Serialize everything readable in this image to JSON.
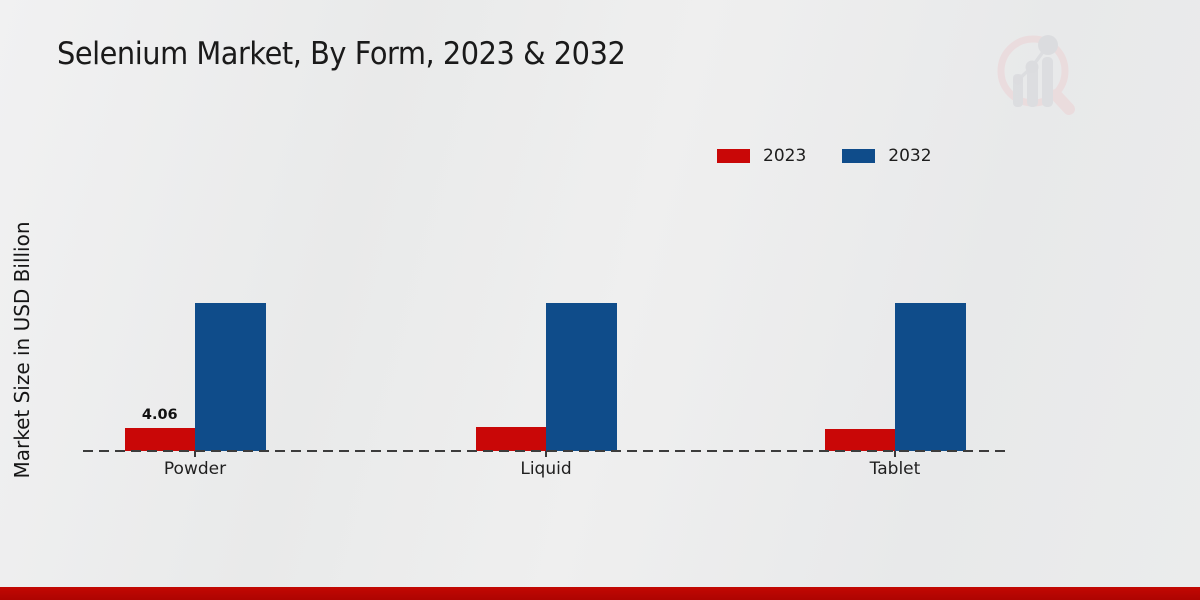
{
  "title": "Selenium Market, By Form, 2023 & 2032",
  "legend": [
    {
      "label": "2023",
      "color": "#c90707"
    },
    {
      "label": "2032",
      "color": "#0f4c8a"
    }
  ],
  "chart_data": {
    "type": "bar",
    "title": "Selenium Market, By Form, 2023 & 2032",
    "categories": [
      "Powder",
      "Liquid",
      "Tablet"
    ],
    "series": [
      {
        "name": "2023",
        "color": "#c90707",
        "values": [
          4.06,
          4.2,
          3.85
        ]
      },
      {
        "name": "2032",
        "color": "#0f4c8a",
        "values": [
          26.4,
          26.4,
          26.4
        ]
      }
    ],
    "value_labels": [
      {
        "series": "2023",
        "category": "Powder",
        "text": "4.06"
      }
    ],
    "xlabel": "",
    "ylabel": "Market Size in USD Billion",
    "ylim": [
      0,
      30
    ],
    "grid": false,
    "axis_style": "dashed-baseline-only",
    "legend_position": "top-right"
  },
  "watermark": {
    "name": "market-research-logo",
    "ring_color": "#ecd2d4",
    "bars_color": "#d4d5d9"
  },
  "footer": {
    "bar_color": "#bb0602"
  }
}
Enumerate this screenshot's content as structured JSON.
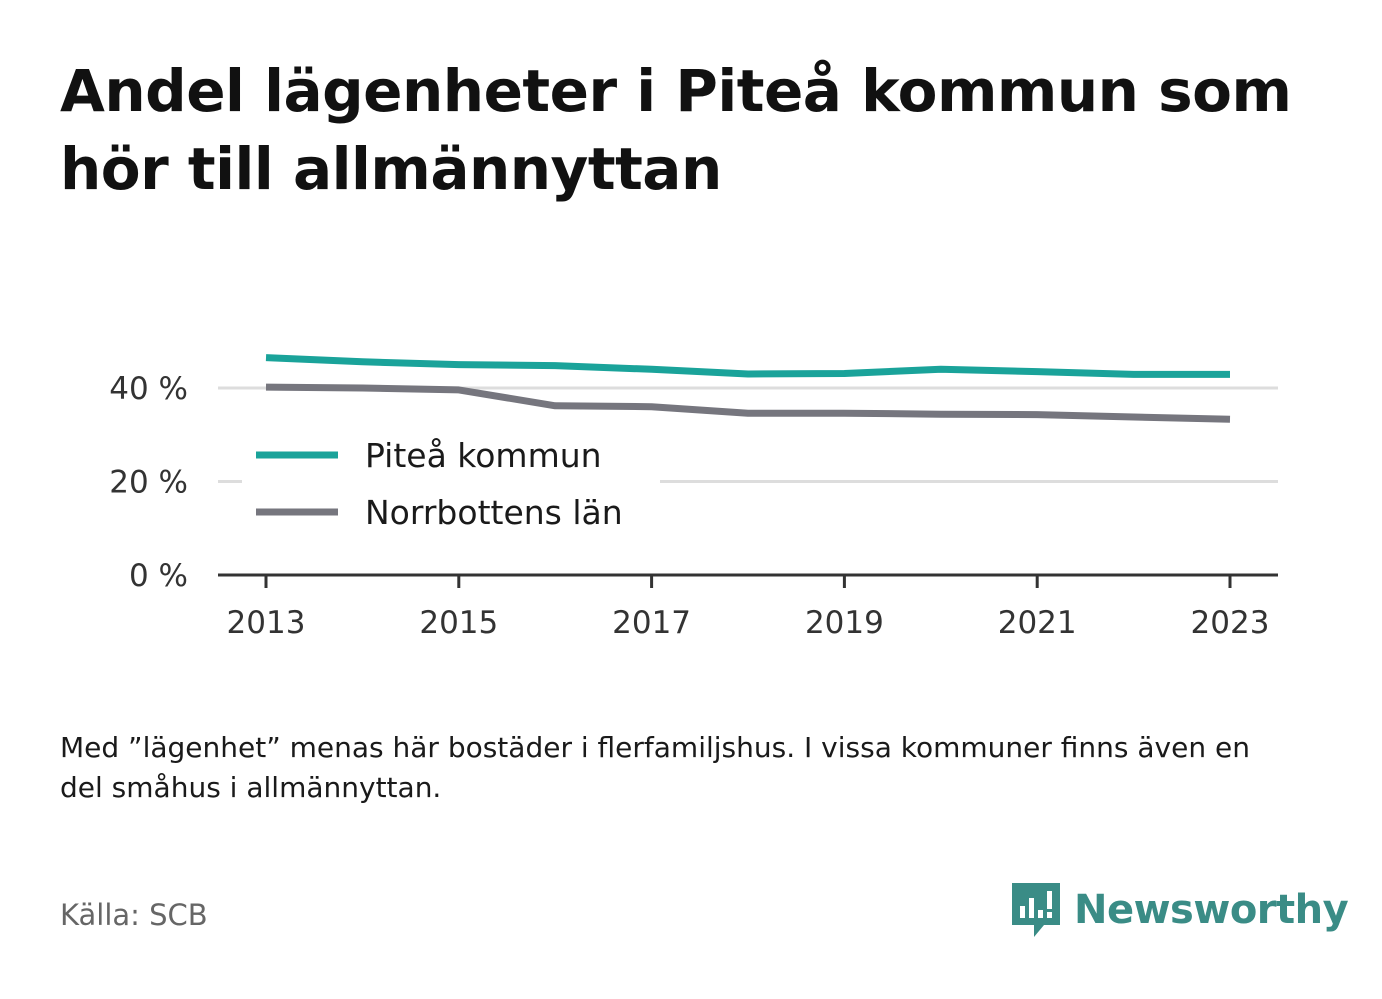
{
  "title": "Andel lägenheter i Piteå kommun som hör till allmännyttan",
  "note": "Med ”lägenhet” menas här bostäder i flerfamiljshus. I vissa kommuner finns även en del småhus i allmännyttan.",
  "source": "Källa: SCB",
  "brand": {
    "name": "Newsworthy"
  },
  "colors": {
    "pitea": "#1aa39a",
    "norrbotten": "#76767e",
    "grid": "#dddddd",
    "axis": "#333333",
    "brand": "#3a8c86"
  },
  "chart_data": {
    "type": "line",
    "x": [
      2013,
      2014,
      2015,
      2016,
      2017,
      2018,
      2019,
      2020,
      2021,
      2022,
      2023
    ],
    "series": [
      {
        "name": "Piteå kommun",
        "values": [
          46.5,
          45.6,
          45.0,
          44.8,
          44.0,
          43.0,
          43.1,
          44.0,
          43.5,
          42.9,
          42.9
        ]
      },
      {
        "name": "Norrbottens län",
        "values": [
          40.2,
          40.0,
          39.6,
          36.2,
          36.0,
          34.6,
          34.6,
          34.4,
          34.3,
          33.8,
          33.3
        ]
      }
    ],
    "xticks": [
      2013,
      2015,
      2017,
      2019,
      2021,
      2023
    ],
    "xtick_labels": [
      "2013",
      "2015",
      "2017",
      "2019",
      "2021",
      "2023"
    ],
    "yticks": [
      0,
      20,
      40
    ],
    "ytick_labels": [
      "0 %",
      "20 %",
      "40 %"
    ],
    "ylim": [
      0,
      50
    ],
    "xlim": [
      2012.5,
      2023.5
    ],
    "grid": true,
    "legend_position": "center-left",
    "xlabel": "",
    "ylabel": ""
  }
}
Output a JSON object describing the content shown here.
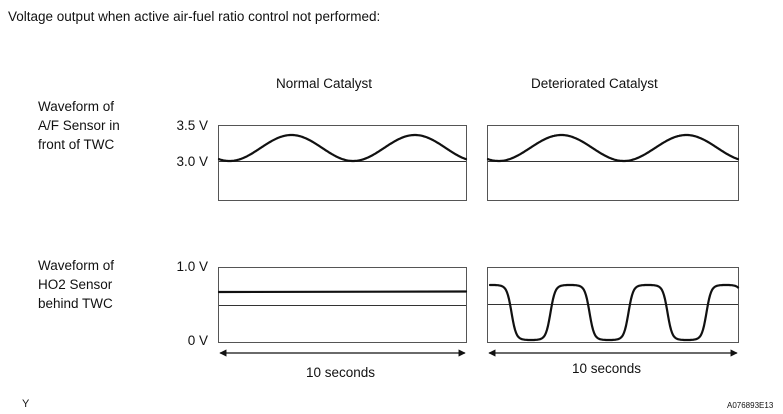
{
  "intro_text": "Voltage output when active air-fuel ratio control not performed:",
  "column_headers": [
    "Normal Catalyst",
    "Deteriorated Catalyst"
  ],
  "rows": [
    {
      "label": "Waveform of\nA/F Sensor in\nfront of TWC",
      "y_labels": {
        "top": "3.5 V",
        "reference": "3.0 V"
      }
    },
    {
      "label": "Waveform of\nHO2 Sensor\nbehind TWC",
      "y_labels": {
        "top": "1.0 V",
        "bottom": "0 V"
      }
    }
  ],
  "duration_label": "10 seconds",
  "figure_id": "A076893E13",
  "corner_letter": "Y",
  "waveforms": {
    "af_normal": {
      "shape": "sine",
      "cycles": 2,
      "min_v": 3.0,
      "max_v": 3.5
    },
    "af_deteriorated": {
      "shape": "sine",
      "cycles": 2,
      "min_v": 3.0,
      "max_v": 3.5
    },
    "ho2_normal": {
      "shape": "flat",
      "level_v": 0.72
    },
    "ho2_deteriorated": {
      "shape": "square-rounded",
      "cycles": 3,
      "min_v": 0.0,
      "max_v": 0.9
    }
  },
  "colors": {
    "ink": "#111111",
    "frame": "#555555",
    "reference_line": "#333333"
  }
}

· · · · ·

* THE REQUEST *
Find every line that holds "JSON" and copy it.

* THE RESPONSE *
Serialize everything readable in this image to JSON.
Enumerate this screenshot's content as structured JSON.
Output a JSON object describing the content shown here.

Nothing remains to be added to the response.